Find each line holding "以上满意" and copy it out.

-- BEGIN Entries supplied --

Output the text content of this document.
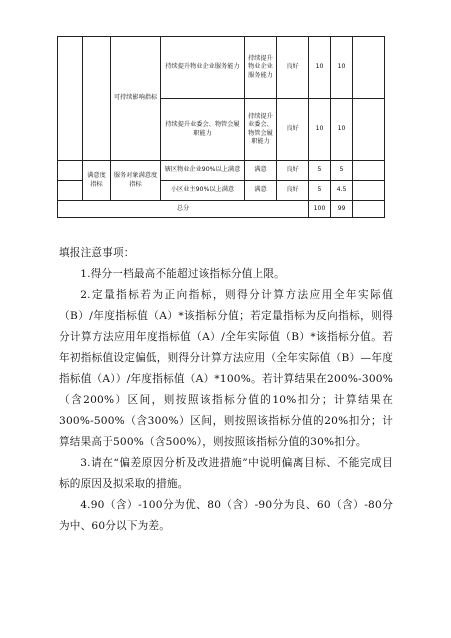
		可持续影响指标	持续提升物业企业服务能力	持续提升物业企业服务能力	良好	10	10	
			持续提升业委会、物管会履职能力	持续提升业委会、物管会履职能力	良好	10	10	
	满意度指标	服务对象满意度指标	辖区物业企业90%以上满意	满意	良好	5	5	
			小区业主90%以上满意	满意	良好	5	4.5	
总分						100	99	

填报注意事项：

1.得分一档最高不能超过该指标分值上限。

2.定量指标若为正向指标，则得分计算方法应用全年实际值（B）/年度指标值（A）*该指标分值；若定量指标为反向指标，则得分计算方法应用年度指标值（A）/全年实际值（B）*该指标分值。若年初指标值设定偏低，则得分计算方法应用（全年实际值（B）—年度指标值（A））/年度指标值（A）*100%。若计算结果在200%-300%（含200%）区间，则按照该指标分值的10%扣分；计算结果在300%-500%（含300%）区间，则按照该指标分值的20%扣分；计算结果高于500%（含500%），则按照该指标分值的30%扣分。

3.请在“偏差原因分析及改进措施”中说明偏离目标、不能完成目标的原因及拟采取的措施。

4.90（含）-100分为优、80（含）-90分为良、60（含）-80分为中、60分以下为差。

-- END Entries supplied --

Task answer:
	满意度指标	服务对象满意度指标	辖区物业企业90%以上满意	满意	良好	5	5	
			小区业主90%以上满意	满意	良好	5	4.5	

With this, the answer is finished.